▶ _What the task requires_: Output the data below in full, byte for byte. Nothing may differ.

▶ _Entries shown_:
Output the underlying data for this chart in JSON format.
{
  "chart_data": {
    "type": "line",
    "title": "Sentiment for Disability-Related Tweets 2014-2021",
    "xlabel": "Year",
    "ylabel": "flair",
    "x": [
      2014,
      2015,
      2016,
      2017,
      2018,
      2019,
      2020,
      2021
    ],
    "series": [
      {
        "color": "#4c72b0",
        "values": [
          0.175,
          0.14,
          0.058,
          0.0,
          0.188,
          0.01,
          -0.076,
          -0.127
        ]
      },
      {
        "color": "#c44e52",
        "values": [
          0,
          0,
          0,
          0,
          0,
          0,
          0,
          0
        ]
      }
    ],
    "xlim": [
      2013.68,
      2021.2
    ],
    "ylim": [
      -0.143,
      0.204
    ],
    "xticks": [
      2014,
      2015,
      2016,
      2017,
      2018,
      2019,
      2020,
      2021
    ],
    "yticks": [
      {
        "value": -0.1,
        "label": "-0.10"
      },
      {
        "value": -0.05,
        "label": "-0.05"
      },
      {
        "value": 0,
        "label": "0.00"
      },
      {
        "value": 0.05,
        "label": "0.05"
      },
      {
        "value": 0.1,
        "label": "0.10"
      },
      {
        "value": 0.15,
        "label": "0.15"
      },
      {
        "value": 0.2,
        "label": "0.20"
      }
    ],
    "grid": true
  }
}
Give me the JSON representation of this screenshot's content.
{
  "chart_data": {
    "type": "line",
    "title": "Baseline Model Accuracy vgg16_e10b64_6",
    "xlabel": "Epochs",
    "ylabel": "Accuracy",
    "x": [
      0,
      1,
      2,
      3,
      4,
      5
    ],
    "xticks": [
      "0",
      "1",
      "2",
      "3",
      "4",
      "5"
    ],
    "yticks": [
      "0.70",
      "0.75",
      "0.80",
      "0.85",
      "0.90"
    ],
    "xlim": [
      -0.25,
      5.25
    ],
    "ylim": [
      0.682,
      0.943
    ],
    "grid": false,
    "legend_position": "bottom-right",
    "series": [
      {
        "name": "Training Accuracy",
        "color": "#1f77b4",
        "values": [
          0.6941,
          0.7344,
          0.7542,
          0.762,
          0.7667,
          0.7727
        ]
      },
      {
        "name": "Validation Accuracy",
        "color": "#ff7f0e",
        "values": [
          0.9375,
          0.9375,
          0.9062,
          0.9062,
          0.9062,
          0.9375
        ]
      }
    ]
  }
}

▶ _Answer for the task_:
Output the underlying data for this chart in JSON format.
{
  "chart_data": {
    "type": "line",
    "title": "Sentiment for Disability-Related Tweets 2014-2021",
    "xlabel": "Year",
    "ylabel": "flair",
    "x": [
      2014,
      2015,
      2016,
      2017,
      2018,
      2019,
      2020,
      2021
    ],
    "series": [
      {
        "color": "#4c72b0",
        "values": [
          0.175,
          0.14,
          0.058,
          0.0,
          0.188,
          0.01,
          -0.076,
          -0.127
        ]
      },
      {
        "color": "#c44e52",
        "values": [
          0,
          0,
          0,
          0,
          0,
          0,
          0,
          0
        ]
      }
    ],
    "xlim": [
      2013.68,
      2021.2
    ],
    "ylim": [
      -0.143,
      0.204
    ],
    "xticks": [
      2014,
      2015,
      2016,
      2017,
      2018,
      2019,
      2020,
      2021
    ],
    "yticks": [
      {
        "value": -0.1,
        "label": "-0.10"
      },
      {
        "value": -0.05,
        "label": "-0.05"
      },
      {
        "value": 0,
        "label": "0.00"
      },
      {
        "value": 0.05,
        "label": "0.05"
      },
      {
        "value": 0.1,
        "label": "0.10"
      },
      {
        "value": 0.15,
        "label": "0.15"
      },
      {
        "value": 0.2,
        "label": "0.20"
      }
    ],
    "grid": true
  }
}
Give me the JSON representation of this screenshot's content.
{
  "chart_data": {
    "type": "line",
    "title": "Baseline Model Accuracy vgg16_e10b64_6",
    "xlabel": "Epochs",
    "ylabel": "Accuracy",
    "x": [
      0,
      1,
      2,
      3,
      4,
      5
    ],
    "xticks": [
      "0",
      "1",
      "2",
      "3",
      "4",
      "5"
    ],
    "yticks": [
      "0.70",
      "0.75",
      "0.80",
      "0.85",
      "0.90"
    ],
    "xlim": [
      -0.25,
      5.25
    ],
    "ylim": [
      0.682,
      0.943
    ],
    "grid": false,
    "legend_position": "bottom-right",
    "series": [
      {
        "name": "Training Accuracy",
        "color": "#1f77b4",
        "values": [
          0.6941,
          0.7344,
          0.7542,
          0.762,
          0.7667,
          0.7727
        ]
      },
      {
        "name": "Validation Accuracy",
        "color": "#ff7f0e",
        "values": [
          0.9375,
          0.9375,
          0.9062,
          0.9062,
          0.9062,
          0.9375
        ]
      }
    ]
  }
}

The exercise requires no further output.